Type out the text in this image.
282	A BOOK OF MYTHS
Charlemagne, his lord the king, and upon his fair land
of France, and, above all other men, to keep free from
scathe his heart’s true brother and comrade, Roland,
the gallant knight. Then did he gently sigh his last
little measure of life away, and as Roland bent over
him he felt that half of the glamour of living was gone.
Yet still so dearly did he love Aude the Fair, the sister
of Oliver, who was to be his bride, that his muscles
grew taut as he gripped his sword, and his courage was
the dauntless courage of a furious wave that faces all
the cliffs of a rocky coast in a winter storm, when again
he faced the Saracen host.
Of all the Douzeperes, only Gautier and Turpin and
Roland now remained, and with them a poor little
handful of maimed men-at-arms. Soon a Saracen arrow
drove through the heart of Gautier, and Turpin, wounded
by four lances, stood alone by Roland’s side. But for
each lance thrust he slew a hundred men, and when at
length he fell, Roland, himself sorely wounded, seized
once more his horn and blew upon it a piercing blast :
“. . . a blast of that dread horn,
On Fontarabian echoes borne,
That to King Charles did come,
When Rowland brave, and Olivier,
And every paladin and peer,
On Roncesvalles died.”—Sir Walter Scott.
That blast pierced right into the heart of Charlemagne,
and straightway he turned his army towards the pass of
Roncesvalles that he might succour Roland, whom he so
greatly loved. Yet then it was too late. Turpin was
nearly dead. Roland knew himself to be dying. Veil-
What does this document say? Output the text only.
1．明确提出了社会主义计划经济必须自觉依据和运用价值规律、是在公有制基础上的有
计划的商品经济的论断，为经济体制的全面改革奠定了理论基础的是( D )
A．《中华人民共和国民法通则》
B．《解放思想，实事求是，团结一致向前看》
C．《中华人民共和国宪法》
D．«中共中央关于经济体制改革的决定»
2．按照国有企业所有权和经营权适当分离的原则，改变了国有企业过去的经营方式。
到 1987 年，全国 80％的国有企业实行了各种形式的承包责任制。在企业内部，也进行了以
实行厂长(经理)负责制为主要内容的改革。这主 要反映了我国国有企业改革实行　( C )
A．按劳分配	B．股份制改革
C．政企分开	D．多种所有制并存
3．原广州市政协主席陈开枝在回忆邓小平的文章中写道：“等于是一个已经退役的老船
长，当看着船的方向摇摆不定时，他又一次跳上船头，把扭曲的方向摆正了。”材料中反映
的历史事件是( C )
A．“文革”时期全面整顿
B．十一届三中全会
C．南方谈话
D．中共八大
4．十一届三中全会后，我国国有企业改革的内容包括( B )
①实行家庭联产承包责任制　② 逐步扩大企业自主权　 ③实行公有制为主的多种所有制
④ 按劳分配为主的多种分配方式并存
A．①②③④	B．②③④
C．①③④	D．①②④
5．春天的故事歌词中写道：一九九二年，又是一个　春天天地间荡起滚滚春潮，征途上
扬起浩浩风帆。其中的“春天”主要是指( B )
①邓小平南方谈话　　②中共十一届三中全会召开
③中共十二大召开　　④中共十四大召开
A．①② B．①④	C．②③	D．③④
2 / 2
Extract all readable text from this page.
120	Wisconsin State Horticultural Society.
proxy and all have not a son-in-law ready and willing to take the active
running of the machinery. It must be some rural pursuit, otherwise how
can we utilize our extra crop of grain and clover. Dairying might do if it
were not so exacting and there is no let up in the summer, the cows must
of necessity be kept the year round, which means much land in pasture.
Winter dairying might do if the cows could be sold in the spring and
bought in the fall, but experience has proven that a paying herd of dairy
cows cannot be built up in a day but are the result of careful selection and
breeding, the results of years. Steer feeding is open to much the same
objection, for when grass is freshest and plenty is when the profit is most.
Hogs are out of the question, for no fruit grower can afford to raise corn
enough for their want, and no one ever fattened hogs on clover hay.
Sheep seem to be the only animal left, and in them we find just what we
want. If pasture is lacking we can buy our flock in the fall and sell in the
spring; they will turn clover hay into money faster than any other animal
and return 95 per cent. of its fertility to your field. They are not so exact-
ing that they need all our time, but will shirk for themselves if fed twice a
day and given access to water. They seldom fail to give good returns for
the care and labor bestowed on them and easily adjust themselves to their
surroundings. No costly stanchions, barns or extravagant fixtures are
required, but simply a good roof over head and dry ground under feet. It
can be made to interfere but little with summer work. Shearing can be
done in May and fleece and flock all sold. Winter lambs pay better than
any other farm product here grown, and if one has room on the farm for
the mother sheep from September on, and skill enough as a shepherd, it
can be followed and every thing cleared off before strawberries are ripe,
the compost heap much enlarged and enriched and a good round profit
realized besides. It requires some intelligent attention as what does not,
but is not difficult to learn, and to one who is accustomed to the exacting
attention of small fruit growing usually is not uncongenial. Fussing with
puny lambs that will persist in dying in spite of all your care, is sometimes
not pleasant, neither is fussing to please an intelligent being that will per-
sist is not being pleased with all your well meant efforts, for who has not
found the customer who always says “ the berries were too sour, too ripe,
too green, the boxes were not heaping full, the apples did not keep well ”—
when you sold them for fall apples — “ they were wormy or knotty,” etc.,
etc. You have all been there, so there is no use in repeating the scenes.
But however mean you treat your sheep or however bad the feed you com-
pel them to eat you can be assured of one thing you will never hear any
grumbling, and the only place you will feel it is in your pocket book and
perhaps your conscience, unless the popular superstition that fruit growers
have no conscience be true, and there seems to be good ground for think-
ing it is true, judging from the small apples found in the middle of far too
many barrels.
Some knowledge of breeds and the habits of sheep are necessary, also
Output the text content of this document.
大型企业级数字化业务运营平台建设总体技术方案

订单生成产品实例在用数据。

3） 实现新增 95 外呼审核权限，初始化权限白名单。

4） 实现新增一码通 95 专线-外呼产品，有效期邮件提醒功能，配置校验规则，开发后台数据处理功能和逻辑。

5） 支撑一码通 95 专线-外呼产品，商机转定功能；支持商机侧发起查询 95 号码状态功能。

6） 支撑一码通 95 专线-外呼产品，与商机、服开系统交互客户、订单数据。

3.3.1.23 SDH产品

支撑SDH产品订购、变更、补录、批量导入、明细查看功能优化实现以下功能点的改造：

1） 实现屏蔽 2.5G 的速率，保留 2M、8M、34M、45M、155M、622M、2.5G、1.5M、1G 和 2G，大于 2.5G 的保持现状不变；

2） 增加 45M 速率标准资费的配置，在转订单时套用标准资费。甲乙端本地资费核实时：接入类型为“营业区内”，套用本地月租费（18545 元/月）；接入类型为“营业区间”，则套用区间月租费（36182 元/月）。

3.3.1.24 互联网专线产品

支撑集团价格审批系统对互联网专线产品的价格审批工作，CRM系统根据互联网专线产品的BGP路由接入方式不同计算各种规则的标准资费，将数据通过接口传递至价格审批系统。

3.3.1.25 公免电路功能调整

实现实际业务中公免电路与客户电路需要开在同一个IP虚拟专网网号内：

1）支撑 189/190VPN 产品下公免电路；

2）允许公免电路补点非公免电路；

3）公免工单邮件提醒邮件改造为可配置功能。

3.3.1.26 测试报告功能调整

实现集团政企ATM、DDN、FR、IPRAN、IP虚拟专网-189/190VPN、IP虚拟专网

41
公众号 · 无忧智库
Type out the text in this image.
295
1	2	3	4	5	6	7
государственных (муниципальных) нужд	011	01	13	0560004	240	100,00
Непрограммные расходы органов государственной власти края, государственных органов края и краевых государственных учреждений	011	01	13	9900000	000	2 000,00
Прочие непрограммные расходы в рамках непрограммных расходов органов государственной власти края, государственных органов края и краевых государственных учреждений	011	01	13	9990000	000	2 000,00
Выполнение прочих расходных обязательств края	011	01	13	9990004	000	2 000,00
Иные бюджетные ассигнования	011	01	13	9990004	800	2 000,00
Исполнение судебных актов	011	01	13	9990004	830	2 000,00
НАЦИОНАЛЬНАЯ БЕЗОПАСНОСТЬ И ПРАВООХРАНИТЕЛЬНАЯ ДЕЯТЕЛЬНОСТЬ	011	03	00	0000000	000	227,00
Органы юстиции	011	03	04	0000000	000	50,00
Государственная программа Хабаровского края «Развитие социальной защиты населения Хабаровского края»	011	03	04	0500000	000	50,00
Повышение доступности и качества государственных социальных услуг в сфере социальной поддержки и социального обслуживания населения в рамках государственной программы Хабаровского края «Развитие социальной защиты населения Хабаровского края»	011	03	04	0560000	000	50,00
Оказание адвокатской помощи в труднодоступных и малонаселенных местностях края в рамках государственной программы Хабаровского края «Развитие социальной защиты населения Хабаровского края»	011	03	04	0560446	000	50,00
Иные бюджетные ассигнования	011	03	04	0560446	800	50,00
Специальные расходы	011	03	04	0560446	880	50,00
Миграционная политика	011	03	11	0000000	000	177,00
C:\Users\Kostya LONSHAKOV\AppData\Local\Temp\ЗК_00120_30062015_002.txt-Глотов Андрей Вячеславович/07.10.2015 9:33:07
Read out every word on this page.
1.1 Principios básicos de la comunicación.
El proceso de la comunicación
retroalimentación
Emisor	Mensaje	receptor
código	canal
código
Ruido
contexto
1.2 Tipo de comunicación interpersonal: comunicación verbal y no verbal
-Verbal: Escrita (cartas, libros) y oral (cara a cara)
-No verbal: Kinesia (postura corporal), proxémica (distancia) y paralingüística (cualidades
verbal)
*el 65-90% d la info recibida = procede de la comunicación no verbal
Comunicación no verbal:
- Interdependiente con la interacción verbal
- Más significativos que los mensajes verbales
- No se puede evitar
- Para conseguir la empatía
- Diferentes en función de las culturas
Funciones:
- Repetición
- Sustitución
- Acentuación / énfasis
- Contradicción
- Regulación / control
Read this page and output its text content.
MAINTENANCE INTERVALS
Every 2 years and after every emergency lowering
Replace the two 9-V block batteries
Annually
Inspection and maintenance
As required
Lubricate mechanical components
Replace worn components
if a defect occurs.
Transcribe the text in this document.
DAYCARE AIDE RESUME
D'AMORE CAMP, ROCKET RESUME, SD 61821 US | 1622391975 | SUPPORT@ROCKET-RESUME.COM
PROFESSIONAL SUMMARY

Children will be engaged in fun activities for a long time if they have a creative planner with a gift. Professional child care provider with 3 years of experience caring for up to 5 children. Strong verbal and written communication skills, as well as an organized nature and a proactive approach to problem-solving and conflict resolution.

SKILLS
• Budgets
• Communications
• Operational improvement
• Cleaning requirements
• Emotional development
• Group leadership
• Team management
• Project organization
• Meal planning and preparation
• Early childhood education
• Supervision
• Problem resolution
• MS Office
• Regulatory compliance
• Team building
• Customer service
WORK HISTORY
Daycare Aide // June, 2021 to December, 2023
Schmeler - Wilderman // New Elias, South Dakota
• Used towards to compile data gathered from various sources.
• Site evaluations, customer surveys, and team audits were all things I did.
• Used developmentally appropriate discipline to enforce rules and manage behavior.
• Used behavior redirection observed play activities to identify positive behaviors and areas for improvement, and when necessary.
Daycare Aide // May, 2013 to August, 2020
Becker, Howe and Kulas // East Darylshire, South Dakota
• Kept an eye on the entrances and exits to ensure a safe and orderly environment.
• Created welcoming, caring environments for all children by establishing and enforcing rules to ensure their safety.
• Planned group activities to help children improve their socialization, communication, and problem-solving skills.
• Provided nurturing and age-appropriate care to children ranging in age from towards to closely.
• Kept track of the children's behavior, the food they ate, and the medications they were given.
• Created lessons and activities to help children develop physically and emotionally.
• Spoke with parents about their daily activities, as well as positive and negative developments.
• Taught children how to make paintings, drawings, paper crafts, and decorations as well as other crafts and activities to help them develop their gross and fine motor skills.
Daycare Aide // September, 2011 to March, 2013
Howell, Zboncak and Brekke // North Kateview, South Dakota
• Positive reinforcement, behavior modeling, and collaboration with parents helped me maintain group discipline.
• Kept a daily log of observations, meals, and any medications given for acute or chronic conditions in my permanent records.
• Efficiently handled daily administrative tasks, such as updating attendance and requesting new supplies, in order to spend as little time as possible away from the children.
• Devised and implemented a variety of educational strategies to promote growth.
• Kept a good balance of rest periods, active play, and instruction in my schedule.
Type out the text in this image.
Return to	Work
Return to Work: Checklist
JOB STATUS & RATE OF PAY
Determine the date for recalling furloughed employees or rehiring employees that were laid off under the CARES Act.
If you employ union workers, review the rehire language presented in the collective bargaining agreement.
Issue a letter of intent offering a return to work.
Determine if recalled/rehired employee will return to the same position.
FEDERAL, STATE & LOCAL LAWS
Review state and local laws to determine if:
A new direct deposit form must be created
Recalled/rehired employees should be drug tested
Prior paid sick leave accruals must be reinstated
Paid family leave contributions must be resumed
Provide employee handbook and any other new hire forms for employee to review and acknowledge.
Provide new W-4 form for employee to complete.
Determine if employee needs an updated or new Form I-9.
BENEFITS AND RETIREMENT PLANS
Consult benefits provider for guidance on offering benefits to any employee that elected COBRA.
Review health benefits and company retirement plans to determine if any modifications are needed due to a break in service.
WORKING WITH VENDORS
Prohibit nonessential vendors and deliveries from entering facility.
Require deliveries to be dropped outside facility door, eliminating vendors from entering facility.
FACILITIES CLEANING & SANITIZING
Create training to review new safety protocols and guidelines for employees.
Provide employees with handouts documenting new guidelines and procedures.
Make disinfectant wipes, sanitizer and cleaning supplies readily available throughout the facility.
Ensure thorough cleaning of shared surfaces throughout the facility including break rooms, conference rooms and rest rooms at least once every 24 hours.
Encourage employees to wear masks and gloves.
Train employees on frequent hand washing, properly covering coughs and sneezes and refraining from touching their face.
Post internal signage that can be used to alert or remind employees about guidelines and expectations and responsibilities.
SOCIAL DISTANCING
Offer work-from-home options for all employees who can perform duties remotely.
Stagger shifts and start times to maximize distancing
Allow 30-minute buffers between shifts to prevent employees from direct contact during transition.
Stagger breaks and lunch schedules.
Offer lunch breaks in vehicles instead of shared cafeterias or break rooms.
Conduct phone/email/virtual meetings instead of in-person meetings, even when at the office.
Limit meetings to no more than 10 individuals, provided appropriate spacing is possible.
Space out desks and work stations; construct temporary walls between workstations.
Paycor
++++
§ Given instruction: Copy all lines above containing the string "true".

§ Complete output:
scathe his heart’s true brother and comrade, Roland,
have no conscience be true, and there seems to be good ground for think-
ing it is true, judging from the small apples found in the middle of far too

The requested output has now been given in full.